• [INFORMATION GIVEN]:
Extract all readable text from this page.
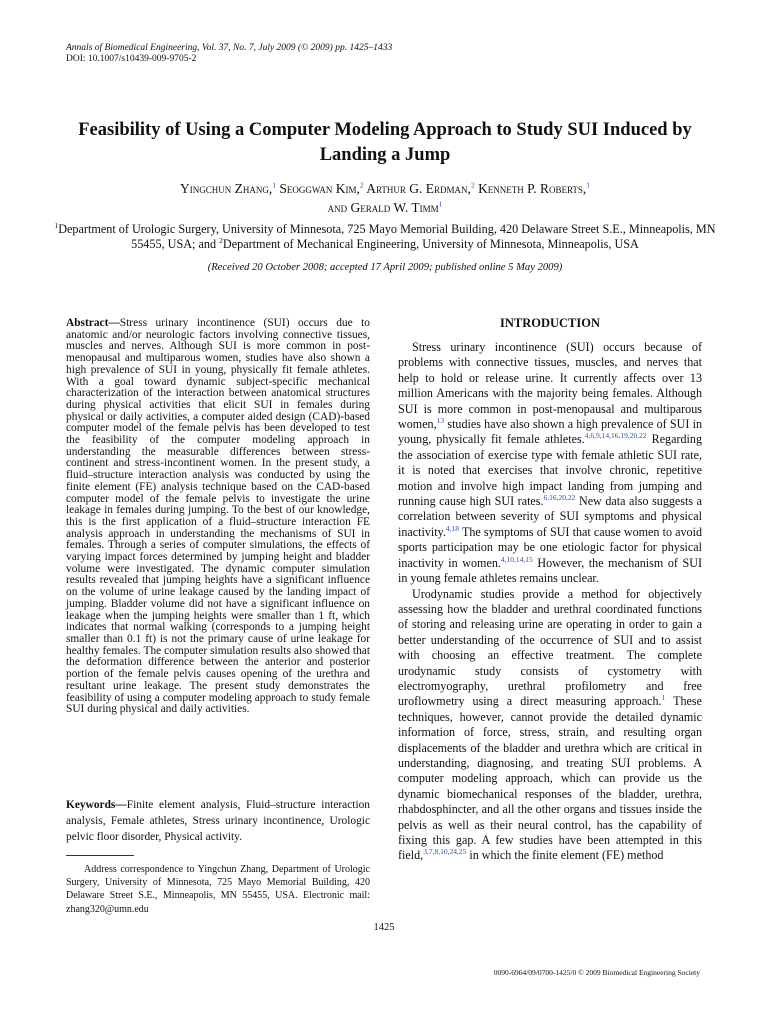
Annals of Biomedical Engineering, Vol. 37, No. 7, July 2009 (© 2009) pp. 1425–1433
DOI: 10.1007/s10439-009-9705-2
Feasibility of Using a Computer Modeling Approach to Study SUI Induced by Landing a Jump
Yingchun Zhang,$^1$ Seoggwan Kim,$^2$ Arthur G. Erdman,$^2$ Kenneth P. Roberts,$^1$
and Gerald W. Timm$^1$
$^1$Department of Urologic Surgery, University of Minnesota, 725 Mayo Memorial Building, 420 Delaware Street S.E., Minneapolis, MN 55455, USA; and $^2$Department of Mechanical Engineering, University of Minnesota, Minneapolis, USA
(Received 20 October 2008; accepted 17 April 2009; published online 5 May 2009)
Abstract—Stress urinary incontinence (SUI) occurs due to anatomic and/or neurologic factors involving connective tissues, muscles and nerves. Although SUI is more common in post-menopausal and multiparous women, studies have also shown a high prevalence of SUI in young, physically fit female athletes. With a goal toward dynamic subject-specific mechanical characterization of the interaction between anatomical structures during physical activities that elicit SUI in females during physical or daily activities, a computer aided design (CAD)-based computer model of the female pelvis has been developed to test the feasibility of the computer modeling approach in understanding the measurable differences between stress-continent and stress-incontinent women. In the present study, a fluid–structure interaction analysis was conducted by using the finite element (FE) analysis technique based on the CAD-based computer model of the female pelvis to investigate the urine leakage in females during jumping. To the best of our knowledge, this is the first application of a fluid–structure interaction FE analysis approach in understanding the mechanisms of SUI in females. Through a series of computer simulations, the effects of varying impact forces determined by jumping height and bladder volume were investigated. The dynamic computer simulation results revealed that jumping heights have a significant influence on the volume of urine leakage caused by the landing impact of jumping. Bladder volume did not have a significant influence on leakage when the jumping heights were smaller than 1 ft, which indicates that normal walking (corresponds to a jumping height smaller than 0.1 ft) is not the primary cause of urine leakage for healthy females. The computer simulation results also showed that the deformation difference between the anterior and posterior portion of the female pelvis causes opening of the urethra and resultant urine leakage. The present study demonstrates the feasibility of using a computer modeling approach to study female SUI during physical and daily activities.
Keywords—Finite element analysis, Fluid–structure interaction analysis, Female athletes, Stress urinary incontinence, Urologic pelvic floor disorder, Physical activity.
Address correspondence to Yingchun Zhang, Department of Urologic Surgery, University of Minnesota, 725 Mayo Memorial Building, 420 Delaware Street S.E., Minneapolis, MN 55455, USA. Electronic mail: zhang320@umn.edu
INTRODUCTION

Stress urinary incontinence (SUI) occurs because of problems with connective tissues, muscles, and nerves that help to hold or release urine. It currently affects over 13 million Americans with the majority being females. Although SUI is more common in post-menopausal and multiparous women,$^{13}$ studies have also shown a high prevalence of SUI in young, physically fit female athletes.$^{4,6,9,14,16,19,20,22}$ Regarding the association of exercise type with female athletic SUI rate, it is noted that exercises that involve chronic, repetitive motion and involve high impact landing from jumping and running cause high SUI rates.$^{6,16,20,22}$ New data also suggests a correlation between severity of SUI symptoms and physical inactivity.$^{4,18}$ The symptoms of SUI that cause women to avoid sports participation may be one etiologic factor for physical inactivity in women.$^{4,10,14,15}$ However, the mechanism of SUI in young female athletes remains unclear.

Urodynamic studies provide a method for objectively assessing how the bladder and urethral coordinated functions of storing and releasing urine are operating in order to gain a better understanding of the occurrence of SUI and to assist with choosing an effective treatment. The complete urodynamic study consists of cystometry with electromyography, urethral profilometry and free uroflowmetry using a direct measuring approach.$^1$ These techniques, however, cannot provide the detailed dynamic information of force, stress, strain, and resulting organ displacements of the bladder and urethra which are critical in understanding, diagnosing, and treating SUI problems. A computer modeling approach, which can provide us the dynamic biomechanical responses of the bladder, urethra, rhabdosphincter, and all the other organs and tissues inside the pelvis as well as their neural control, has the capability of fixing this gap. A few studies have been attempted in this field,$^{3,7,8,10,24,25}$ in which the finite element (FE) method

1425
0090-6964/09/0700-1425/0 © 2009 Biomedical Engineering Society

• [TASK DETAILS]: Repeat the records word for word. Any picture in them should be left out.

• [WRITTEN ANSWER]:
Extract all readable text from this page.
Annals of Biomedical Engineering, Vol. 37, No. 7, July 2009 (© 2009) pp. 1425–1433
DOI: 10.1007/s10439-009-9705-2
Feasibility of Using a Computer Modeling Approach to Study SUI Induced by Landing a Jump
Yingchun Zhang,$^1$ Seoggwan Kim,$^2$ Arthur G. Erdman,$^2$ Kenneth P. Roberts,$^1$
and Gerald W. Timm$^1$
$^1$Department of Urologic Surgery, University of Minnesota, 725 Mayo Memorial Building, 420 Delaware Street S.E., Minneapolis, MN 55455, USA; and $^2$Department of Mechanical Engineering, University of Minnesota, Minneapolis, USA
(Received 20 October 2008; accepted 17 April 2009; published online 5 May 2009)
Abstract—Stress urinary incontinence (SUI) occurs due to anatomic and/or neurologic factors involving connective tissues, muscles and nerves. Although SUI is more common in post-menopausal and multiparous women, studies have also shown a high prevalence of SUI in young, physically fit female athletes. With a goal toward dynamic subject-specific mechanical characterization of the interaction between anatomical structures during physical activities that elicit SUI in females during physical or daily activities, a computer aided design (CAD)-based computer model of the female pelvis has been developed to test the feasibility of the computer modeling approach in understanding the measurable differences between stress-continent and stress-incontinent women. In the present study, a fluid–structure interaction analysis was conducted by using the finite element (FE) analysis technique based on the CAD-based computer model of the female pelvis to investigate the urine leakage in females during jumping. To the best of our knowledge, this is the first application of a fluid–structure interaction FE analysis approach in understanding the mechanisms of SUI in females. Through a series of computer simulations, the effects of varying impact forces determined by jumping height and bladder volume were investigated. The dynamic computer simulation results revealed that jumping heights have a significant influence on the volume of urine leakage caused by the landing impact of jumping. Bladder volume did not have a significant influence on leakage when the jumping heights were smaller than 1 ft, which indicates that normal walking (corresponds to a jumping height smaller than 0.1 ft) is not the primary cause of urine leakage for healthy females. The computer simulation results also showed that the deformation difference between the anterior and posterior portion of the female pelvis causes opening of the urethra and resultant urine leakage. The present study demonstrates the feasibility of using a computer modeling approach to study female SUI during physical and daily activities.
Keywords—Finite element analysis, Fluid–structure interaction analysis, Female athletes, Stress urinary incontinence, Urologic pelvic floor disorder, Physical activity.
Address correspondence to Yingchun Zhang, Department of Urologic Surgery, University of Minnesota, 725 Mayo Memorial Building, 420 Delaware Street S.E., Minneapolis, MN 55455, USA. Electronic mail: zhang320@umn.edu
INTRODUCTION

Stress urinary incontinence (SUI) occurs because of problems with connective tissues, muscles, and nerves that help to hold or release urine. It currently affects over 13 million Americans with the majority being females. Although SUI is more common in post-menopausal and multiparous women,$^{13}$ studies have also shown a high prevalence of SUI in young, physically fit female athletes.$^{4,6,9,14,16,19,20,22}$ Regarding the association of exercise type with female athletic SUI rate, it is noted that exercises that involve chronic, repetitive motion and involve high impact landing from jumping and running cause high SUI rates.$^{6,16,20,22}$ New data also suggests a correlation between severity of SUI symptoms and physical inactivity.$^{4,18}$ The symptoms of SUI that cause women to avoid sports participation may be one etiologic factor for physical inactivity in women.$^{4,10,14,15}$ However, the mechanism of SUI in young female athletes remains unclear.

Urodynamic studies provide a method for objectively assessing how the bladder and urethral coordinated functions of storing and releasing urine are operating in order to gain a better understanding of the occurrence of SUI and to assist with choosing an effective treatment. The complete urodynamic study consists of cystometry with electromyography, urethral profilometry and free uroflowmetry using a direct measuring approach.$^1$ These techniques, however, cannot provide the detailed dynamic information of force, stress, strain, and resulting organ displacements of the bladder and urethra which are critical in understanding, diagnosing, and treating SUI problems. A computer modeling approach, which can provide us the dynamic biomechanical responses of the bladder, urethra, rhabdosphincter, and all the other organs and tissues inside the pelvis as well as their neural control, has the capability of fixing this gap. A few studies have been attempted in this field,$^{3,7,8,10,24,25}$ in which the finite element (FE) method

1425
0090-6964/09/0700-1425/0 © 2009 Biomedical Engineering Society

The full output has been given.